--- START Supplied records ---

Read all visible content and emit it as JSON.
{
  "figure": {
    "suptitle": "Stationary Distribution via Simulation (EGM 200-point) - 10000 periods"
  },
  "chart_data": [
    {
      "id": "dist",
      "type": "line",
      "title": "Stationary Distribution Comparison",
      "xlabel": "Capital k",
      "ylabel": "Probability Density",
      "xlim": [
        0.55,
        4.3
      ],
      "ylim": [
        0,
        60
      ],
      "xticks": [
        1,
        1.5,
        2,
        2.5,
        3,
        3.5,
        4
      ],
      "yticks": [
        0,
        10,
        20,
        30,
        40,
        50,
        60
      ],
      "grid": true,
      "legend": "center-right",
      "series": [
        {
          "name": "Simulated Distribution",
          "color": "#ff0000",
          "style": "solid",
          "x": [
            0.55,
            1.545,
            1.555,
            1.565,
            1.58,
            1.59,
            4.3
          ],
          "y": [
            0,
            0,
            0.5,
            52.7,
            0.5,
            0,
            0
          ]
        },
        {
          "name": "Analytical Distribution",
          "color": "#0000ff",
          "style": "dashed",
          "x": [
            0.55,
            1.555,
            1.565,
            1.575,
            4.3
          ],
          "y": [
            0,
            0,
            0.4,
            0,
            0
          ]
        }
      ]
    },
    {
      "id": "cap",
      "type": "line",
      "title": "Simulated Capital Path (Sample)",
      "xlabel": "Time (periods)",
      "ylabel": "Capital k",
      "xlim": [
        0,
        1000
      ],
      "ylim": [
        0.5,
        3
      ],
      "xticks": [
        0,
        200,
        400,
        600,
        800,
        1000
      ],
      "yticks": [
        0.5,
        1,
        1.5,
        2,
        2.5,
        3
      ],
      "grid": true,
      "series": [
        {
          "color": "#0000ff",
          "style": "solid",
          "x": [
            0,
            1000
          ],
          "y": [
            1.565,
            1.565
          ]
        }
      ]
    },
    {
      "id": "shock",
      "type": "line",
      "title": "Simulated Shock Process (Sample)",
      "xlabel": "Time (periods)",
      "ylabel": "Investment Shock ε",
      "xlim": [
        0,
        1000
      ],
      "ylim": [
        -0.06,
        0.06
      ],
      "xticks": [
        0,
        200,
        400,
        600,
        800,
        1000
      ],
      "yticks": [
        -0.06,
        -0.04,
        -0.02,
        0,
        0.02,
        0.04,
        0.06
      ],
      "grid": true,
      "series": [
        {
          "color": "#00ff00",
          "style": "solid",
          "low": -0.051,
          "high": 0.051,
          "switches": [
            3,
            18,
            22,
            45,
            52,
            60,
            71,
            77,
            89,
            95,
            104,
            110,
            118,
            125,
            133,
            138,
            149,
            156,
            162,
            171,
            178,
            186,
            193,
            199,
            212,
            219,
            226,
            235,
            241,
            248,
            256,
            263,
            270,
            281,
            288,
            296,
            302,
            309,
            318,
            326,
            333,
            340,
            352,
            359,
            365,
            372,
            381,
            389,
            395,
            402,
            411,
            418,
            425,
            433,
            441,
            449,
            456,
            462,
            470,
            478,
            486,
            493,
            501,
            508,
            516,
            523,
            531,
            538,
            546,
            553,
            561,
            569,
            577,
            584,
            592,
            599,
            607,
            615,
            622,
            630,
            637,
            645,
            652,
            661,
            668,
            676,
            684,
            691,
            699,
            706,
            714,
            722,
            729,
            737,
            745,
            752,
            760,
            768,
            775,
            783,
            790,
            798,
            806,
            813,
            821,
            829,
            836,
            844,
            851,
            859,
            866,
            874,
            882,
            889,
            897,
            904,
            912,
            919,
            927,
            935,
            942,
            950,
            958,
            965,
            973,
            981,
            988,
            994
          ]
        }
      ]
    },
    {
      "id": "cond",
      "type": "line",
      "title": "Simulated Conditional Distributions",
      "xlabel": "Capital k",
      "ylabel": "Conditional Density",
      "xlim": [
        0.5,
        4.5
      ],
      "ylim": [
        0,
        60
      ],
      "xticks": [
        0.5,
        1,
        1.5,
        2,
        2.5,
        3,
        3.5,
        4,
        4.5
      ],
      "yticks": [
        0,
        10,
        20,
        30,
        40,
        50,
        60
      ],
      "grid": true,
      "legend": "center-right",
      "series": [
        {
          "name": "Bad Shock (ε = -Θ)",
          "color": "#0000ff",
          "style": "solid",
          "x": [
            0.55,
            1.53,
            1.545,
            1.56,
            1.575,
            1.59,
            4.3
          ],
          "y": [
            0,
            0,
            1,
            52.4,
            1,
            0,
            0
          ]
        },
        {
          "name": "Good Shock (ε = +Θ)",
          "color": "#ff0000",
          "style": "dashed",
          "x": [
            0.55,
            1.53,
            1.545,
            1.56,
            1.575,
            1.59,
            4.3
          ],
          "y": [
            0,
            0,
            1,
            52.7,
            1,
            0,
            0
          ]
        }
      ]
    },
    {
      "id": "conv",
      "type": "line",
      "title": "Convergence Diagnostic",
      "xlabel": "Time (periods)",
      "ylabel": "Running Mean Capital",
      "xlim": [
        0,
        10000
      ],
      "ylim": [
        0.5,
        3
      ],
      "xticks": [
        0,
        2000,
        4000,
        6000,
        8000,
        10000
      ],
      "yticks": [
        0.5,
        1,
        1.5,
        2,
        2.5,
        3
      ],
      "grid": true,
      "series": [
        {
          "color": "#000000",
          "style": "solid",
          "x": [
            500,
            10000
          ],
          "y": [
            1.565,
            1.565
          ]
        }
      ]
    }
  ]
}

--- END Supplied records ---

Given instruction:
Please copy out each record, character for character.

Solution:
Read all visible content and emit it as JSON.
{
  "figure": {
    "suptitle": "Stationary Distribution via Simulation (EGM 200-point) - 10000 periods"
  },
  "chart_data": [
    {
      "id": "dist",
      "type": "line",
      "title": "Stationary Distribution Comparison",
      "xlabel": "Capital k",
      "ylabel": "Probability Density",
      "xlim": [
        0.55,
        4.3
      ],
      "ylim": [
        0,
        60
      ],
      "xticks": [
        1,
        1.5,
        2,
        2.5,
        3,
        3.5,
        4
      ],
      "yticks": [
        0,
        10,
        20,
        30,
        40,
        50,
        60
      ],
      "grid": true,
      "legend": "center-right",
      "series": [
        {
          "name": "Simulated Distribution",
          "color": "#ff0000",
          "style": "solid",
          "x": [
            0.55,
            1.545,
            1.555,
            1.565,
            1.58,
            1.59,
            4.3
          ],
          "y": [
            0,
            0,
            0.5,
            52.7,
            0.5,
            0,
            0
          ]
        },
        {
          "name": "Analytical Distribution",
          "color": "#0000ff",
          "style": "dashed",
          "x": [
            0.55,
            1.555,
            1.565,
            1.575,
            4.3
          ],
          "y": [
            0,
            0,
            0.4,
            0,
            0
          ]
        }
      ]
    },
    {
      "id": "cap",
      "type": "line",
      "title": "Simulated Capital Path (Sample)",
      "xlabel": "Time (periods)",
      "ylabel": "Capital k",
      "xlim": [
        0,
        1000
      ],
      "ylim": [
        0.5,
        3
      ],
      "xticks": [
        0,
        200,
        400,
        600,
        800,
        1000
      ],
      "yticks": [
        0.5,
        1,
        1.5,
        2,
        2.5,
        3
      ],
      "grid": true,
      "series": [
        {
          "color": "#0000ff",
          "style": "solid",
          "x": [
            0,
            1000
          ],
          "y": [
            1.565,
            1.565
          ]
        }
      ]
    },
    {
      "id": "shock",
      "type": "line",
      "title": "Simulated Shock Process (Sample)",
      "xlabel": "Time (periods)",
      "ylabel": "Investment Shock ε",
      "xlim": [
        0,
        1000
      ],
      "ylim": [
        -0.06,
        0.06
      ],
      "xticks": [
        0,
        200,
        400,
        600,
        800,
        1000
      ],
      "yticks": [
        -0.06,
        -0.04,
        -0.02,
        0,
        0.02,
        0.04,
        0.06
      ],
      "grid": true,
      "series": [
        {
          "color": "#00ff00",
          "style": "solid",
          "low": -0.051,
          "high": 0.051,
          "switches": [
            3,
            18,
            22,
            45,
            52,
            60,
            71,
            77,
            89,
            95,
            104,
            110,
            118,
            125,
            133,
            138,
            149,
            156,
            162,
            171,
            178,
            186,
            193,
            199,
            212,
            219,
            226,
            235,
            241,
            248,
            256,
            263,
            270,
            281,
            288,
            296,
            302,
            309,
            318,
            326,
            333,
            340,
            352,
            359,
            365,
            372,
            381,
            389,
            395,
            402,
            411,
            418,
            425,
            433,
            441,
            449,
            456,
            462,
            470,
            478,
            486,
            493,
            501,
            508,
            516,
            523,
            531,
            538,
            546,
            553,
            561,
            569,
            577,
            584,
            592,
            599,
            607,
            615,
            622,
            630,
            637,
            645,
            652,
            661,
            668,
            676,
            684,
            691,
            699,
            706,
            714,
            722,
            729,
            737,
            745,
            752,
            760,
            768,
            775,
            783,
            790,
            798,
            806,
            813,
            821,
            829,
            836,
            844,
            851,
            859,
            866,
            874,
            882,
            889,
            897,
            904,
            912,
            919,
            927,
            935,
            942,
            950,
            958,
            965,
            973,
            981,
            988,
            994
          ]
        }
      ]
    },
    {
      "id": "cond",
      "type": "line",
      "title": "Simulated Conditional Distributions",
      "xlabel": "Capital k",
      "ylabel": "Conditional Density",
      "xlim": [
        0.5,
        4.5
      ],
      "ylim": [
        0,
        60
      ],
      "xticks": [
        0.5,
        1,
        1.5,
        2,
        2.5,
        3,
        3.5,
        4,
        4.5
      ],
      "yticks": [
        0,
        10,
        20,
        30,
        40,
        50,
        60
      ],
      "grid": true,
      "legend": "center-right",
      "series": [
        {
          "name": "Bad Shock (ε = -Θ)",
          "color": "#0000ff",
          "style": "solid",
          "x": [
            0.55,
            1.53,
            1.545,
            1.56,
            1.575,
            1.59,
            4.3
          ],
          "y": [
            0,
            0,
            1,
            52.4,
            1,
            0,
            0
          ]
        },
        {
          "name": "Good Shock (ε = +Θ)",
          "color": "#ff0000",
          "style": "dashed",
          "x": [
            0.55,
            1.53,
            1.545,
            1.56,
            1.575,
            1.59,
            4.3
          ],
          "y": [
            0,
            0,
            1,
            52.7,
            1,
            0,
            0
          ]
        }
      ]
    },
    {
      "id": "conv",
      "type": "line",
      "title": "Convergence Diagnostic",
      "xlabel": "Time (periods)",
      "ylabel": "Running Mean Capital",
      "xlim": [
        0,
        10000
      ],
      "ylim": [
        0.5,
        3
      ],
      "xticks": [
        0,
        2000,
        4000,
        6000,
        8000,
        10000
      ],
      "yticks": [
        0.5,
        1,
        1.5,
        2,
        2.5,
        3
      ],
      "grid": true,
      "series": [
        {
          "color": "#000000",
          "style": "solid",
          "x": [
            500,
            10000
          ],
          "y": [
            1.565,
            1.565
          ]
        }
      ]
    }
  ]
}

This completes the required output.